Testo di partenza:
○ ○ ○
“Strumento amministrativo per fare chiarezza, non interferisce con la magistratura”
PESCARA – Una commissione speciale d’indagine sui concorsi pubblici banditi dal Comune di Pescara negli ultimi sette anni. È la richiesta avanzata dal consigliere comunale Domenico Pettinari, presidente del Movimento Pettinari per l’Abruzzo, nel corso di una conferenza stampa tenuta questa mattina davanti al Municipio.
Secondo Pettinari, l’istituzione della commissione rappresenterebbe un passaggio necessario per fare chiarezza sul piano amministrativo, senza sovrapporsi all’attività della magistratura. “La commissione speciale non si sovrappone all’inchiesta della Procura – ha spiegato – e non va a condizionarla. Si tratta di uno strumento previsto dalla legge, dal regolamento e dallo statuto, utile a verificare gli aspetti amministrativi delle procedure”.
La richiesta arriva mentre è in corso un’inchiesta della Procura di Pescara sulle procedure concorsuali per le assunzioni al Comune, che vede attualmente sette persone indagate. Un elemento che, secondo Pettinari, rafforza la necessità di un approfondimento istituzionale. “Un anno fa siamo stati i primi ad aprire questo dibattito – ha ricordato – esponendo anche uno striscione in aula consiliare. Oggi, alla luce degli sviluppi giudiziari, possiamo dire che non si trattava di un’invenzione”.
○ ○ ○
Dati estratti:
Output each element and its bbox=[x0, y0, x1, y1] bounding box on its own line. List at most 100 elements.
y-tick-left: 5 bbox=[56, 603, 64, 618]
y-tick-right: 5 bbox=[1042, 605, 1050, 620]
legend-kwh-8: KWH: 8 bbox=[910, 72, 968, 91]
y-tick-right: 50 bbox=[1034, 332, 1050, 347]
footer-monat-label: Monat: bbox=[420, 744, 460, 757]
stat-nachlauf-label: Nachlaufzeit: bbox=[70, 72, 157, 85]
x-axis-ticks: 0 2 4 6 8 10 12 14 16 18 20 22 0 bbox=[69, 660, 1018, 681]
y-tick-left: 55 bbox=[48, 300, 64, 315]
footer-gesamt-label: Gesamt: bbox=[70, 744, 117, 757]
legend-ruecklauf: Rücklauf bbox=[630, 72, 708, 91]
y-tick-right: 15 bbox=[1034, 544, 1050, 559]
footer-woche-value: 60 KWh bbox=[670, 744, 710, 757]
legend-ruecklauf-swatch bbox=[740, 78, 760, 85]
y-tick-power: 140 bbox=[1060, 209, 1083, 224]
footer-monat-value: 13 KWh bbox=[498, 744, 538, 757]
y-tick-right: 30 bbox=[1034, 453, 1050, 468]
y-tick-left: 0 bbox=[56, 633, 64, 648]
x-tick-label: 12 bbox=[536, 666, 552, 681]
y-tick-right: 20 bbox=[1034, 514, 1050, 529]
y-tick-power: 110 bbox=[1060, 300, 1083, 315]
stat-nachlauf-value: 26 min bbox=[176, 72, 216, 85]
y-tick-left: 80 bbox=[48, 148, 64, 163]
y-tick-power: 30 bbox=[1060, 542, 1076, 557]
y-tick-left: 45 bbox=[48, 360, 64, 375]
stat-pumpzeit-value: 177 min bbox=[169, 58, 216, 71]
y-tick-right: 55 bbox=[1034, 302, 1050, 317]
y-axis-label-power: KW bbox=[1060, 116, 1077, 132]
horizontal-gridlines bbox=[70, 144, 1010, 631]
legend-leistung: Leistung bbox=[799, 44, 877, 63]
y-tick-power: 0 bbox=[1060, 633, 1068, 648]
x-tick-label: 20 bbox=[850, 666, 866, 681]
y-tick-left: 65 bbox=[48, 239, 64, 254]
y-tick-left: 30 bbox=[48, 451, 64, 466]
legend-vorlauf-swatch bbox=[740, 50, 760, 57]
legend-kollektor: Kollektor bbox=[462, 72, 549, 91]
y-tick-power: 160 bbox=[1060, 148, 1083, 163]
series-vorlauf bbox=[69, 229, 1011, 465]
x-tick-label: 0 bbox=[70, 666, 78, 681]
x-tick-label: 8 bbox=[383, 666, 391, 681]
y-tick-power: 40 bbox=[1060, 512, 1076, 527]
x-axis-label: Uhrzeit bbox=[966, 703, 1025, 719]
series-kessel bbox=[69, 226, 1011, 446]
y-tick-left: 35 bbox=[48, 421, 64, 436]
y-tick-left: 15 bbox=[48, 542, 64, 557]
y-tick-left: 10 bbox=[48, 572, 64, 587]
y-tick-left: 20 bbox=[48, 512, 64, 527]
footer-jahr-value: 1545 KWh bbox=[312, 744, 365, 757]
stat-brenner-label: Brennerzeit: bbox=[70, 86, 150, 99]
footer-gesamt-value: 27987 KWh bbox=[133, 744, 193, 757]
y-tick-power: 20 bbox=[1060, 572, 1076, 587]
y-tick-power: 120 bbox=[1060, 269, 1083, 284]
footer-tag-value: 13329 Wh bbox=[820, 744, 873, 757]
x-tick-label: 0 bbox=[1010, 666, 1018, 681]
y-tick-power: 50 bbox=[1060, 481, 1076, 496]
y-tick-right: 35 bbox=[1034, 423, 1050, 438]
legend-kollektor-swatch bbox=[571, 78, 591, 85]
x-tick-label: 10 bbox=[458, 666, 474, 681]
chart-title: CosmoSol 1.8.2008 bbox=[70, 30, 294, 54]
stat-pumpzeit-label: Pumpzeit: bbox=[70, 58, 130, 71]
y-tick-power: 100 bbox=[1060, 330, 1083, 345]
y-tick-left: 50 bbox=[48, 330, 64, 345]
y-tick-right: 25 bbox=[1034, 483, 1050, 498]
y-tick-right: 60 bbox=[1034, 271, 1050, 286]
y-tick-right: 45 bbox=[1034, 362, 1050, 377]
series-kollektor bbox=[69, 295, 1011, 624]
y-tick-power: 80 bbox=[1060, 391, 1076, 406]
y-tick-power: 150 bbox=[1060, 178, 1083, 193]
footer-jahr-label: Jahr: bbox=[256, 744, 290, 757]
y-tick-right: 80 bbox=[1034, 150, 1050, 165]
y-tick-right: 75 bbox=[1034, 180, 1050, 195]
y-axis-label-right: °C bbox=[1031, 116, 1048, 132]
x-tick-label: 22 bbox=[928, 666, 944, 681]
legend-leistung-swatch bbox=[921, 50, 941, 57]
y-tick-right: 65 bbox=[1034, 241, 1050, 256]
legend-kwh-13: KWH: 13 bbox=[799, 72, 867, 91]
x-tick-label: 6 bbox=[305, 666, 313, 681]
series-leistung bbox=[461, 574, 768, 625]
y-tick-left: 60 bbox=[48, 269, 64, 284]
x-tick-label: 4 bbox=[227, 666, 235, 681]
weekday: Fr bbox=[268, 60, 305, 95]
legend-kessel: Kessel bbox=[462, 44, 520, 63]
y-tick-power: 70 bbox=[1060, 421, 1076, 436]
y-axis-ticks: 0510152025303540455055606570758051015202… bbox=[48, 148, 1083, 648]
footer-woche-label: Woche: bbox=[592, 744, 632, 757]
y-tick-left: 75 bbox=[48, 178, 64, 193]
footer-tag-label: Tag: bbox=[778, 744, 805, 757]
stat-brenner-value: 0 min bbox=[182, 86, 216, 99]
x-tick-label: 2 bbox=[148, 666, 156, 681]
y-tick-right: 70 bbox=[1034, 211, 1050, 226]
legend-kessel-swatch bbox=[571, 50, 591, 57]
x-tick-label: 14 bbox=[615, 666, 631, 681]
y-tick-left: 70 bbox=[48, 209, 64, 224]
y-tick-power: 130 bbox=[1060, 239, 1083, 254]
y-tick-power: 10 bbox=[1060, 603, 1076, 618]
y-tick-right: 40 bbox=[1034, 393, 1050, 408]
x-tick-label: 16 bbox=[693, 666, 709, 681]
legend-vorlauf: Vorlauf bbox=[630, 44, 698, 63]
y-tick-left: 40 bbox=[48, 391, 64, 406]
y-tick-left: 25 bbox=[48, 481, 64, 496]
○ ○ ○
Cosa fare:
Rispondi a queste domande sull'articolo sui concorsi del Comune di Pescara:
1. Su quanti anni di concorsi dovrebbe indagare la commissione speciale?
2. Quante persone sono indagate nell'inchiesta della Procura?
3. Che cosa è stato esposto in aula consiliare un anno fa?
I record non servono per questo esercizio.

Soluzione:
1. Sugli ultimi sette anni.
2. Sette persone.
3. Uno striscione.